[Start of MATERIAL PROVIDED]

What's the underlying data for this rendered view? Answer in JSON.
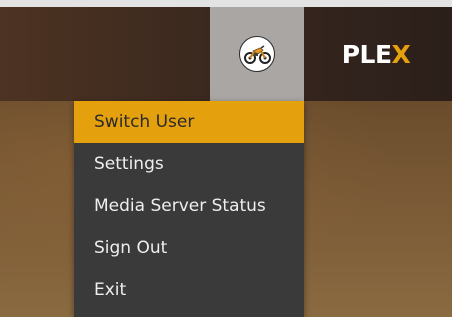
{
  "header": {
    "logo": {
      "prefix": "PLE",
      "accent_letter": "X"
    },
    "avatar": {
      "icon": "motorcycle-avatar-icon"
    }
  },
  "menu": {
    "items": [
      {
        "label": "Switch User",
        "active": true
      },
      {
        "label": "Settings",
        "active": false
      },
      {
        "label": "Media Server Status",
        "active": false
      },
      {
        "label": "Sign Out",
        "active": false
      },
      {
        "label": "Exit",
        "active": false
      }
    ]
  },
  "colors": {
    "accent": "#e5a00d",
    "menu_bg": "#3a3a3a",
    "avatar_tile_bg": "#a9a6a3"
  }
}
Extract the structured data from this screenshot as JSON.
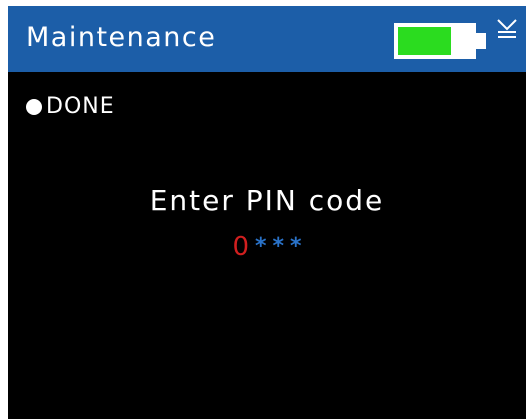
{
  "header": {
    "title": "Maintenance",
    "battery_level": 0.72,
    "battery_color": "#2bdc1f",
    "header_color": "#1c5ea8",
    "signal_icon": "signal-icon"
  },
  "status": {
    "indicator_icon": "dot-icon",
    "label": "DONE"
  },
  "pin_entry": {
    "prompt": "Enter PIN code",
    "active_digit": "0",
    "masked_digits": [
      "*",
      "*",
      "*"
    ],
    "active_color": "#d11f1f",
    "masked_color": "#2a73c9"
  }
}
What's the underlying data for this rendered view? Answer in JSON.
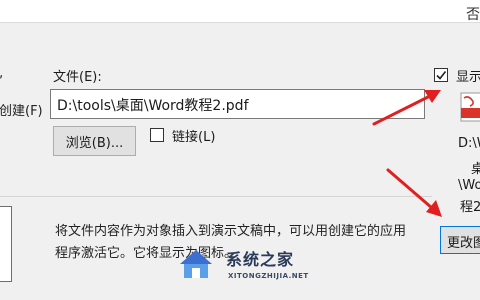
{
  "window": {
    "title_fragment": "否"
  },
  "left_options": {
    "option_1_fragment": "),",
    "option_2_fragment": "创建(F)"
  },
  "file": {
    "label": "文件(E):",
    "path_value": "D:\\tools\\桌面\\Word教程2.pdf",
    "browse_label": "浏览(B)...",
    "link_label": "链接(L)",
    "link_checked": false
  },
  "display": {
    "label_fragment": "显示",
    "checked": true
  },
  "icon_preview": {
    "icon_name": "pdf-file-icon",
    "caption_lines": [
      "D:\\Wo",
      "桌",
      "\\Word",
      "程2."
    ]
  },
  "change_icon": {
    "label_fragment": "更改图"
  },
  "result": {
    "description_line_1": "将文件内容作为对象插入到演示文稿中，可以用创建它的应用",
    "description_line_2": "程序激活它。它将显示为图标。"
  },
  "watermark": {
    "title": "系统之家",
    "url": "XITONGZHIJIA.NET"
  },
  "colors": {
    "arrow": "#e02020",
    "accent_border": "#0078d7",
    "pdf_red": "#d9342b"
  }
}
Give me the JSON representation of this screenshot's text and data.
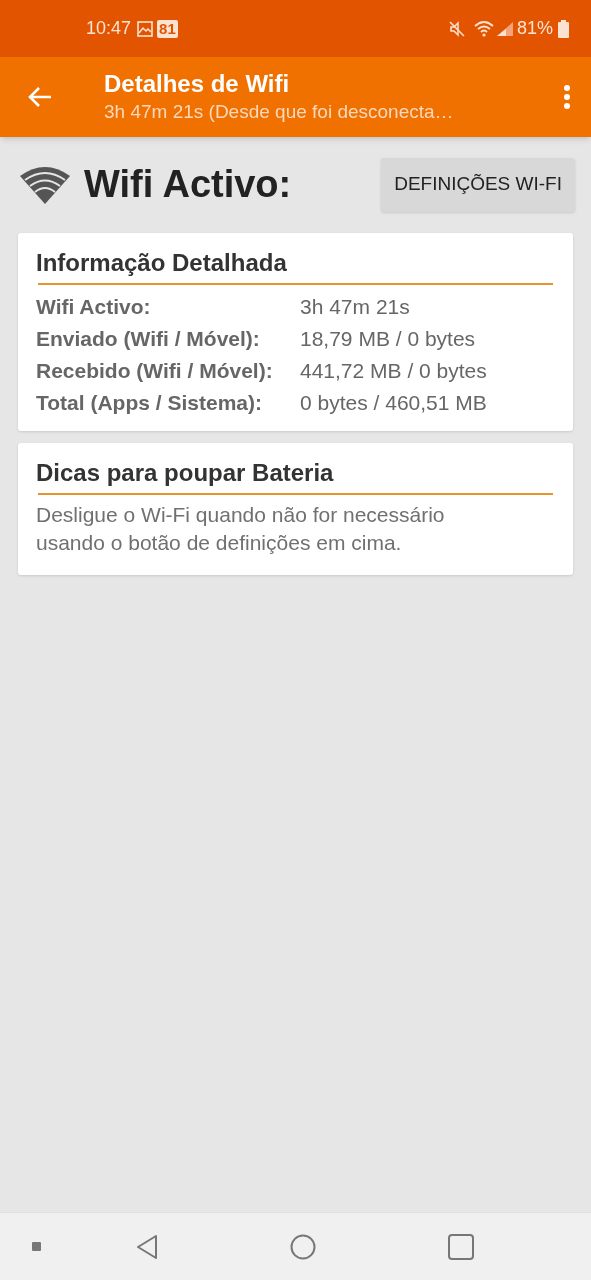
{
  "status_bar": {
    "time": "10:47",
    "calendar_day": "81",
    "battery": "81%"
  },
  "app_bar": {
    "title": "Detalhes de Wifi",
    "subtitle": "3h 47m 21s (Desde que foi desconecta…"
  },
  "header": {
    "title": "Wifi Activo:",
    "button": "DEFINIÇÕES WI-FI"
  },
  "cards": [
    {
      "kind": "table",
      "title": "Informação Detalhada",
      "rows": [
        {
          "label": "Wifi Activo:",
          "value": "3h 47m 21s"
        },
        {
          "label": "Enviado (Wifi / Móvel):",
          "value": "18,79 MB / 0 bytes"
        },
        {
          "label": "Recebido (Wifi / Móvel):",
          "value": "441,72 MB / 0 bytes"
        },
        {
          "label": "Total (Apps / Sistema):",
          "value": "0 bytes / 460,51 MB"
        }
      ]
    },
    {
      "kind": "text",
      "title": "Dicas para poupar Bateria",
      "text": "Desligue o Wi-Fi quando não for necessário usando o botão de definições em cima."
    }
  ]
}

[End of MATERIAL PROVIDED]

→ STATED PROBLEM: Extract each line from the listing that holds the word "data".

→ THE RESPONSE:
What's the underlying data for this rendered view? Answer in JSON.
Extract the structured data from this screenshot as JSON.
What's the underlying data for this rendered view? Answer in JSON.
Give me the JSON representation of this screenshot's text and data.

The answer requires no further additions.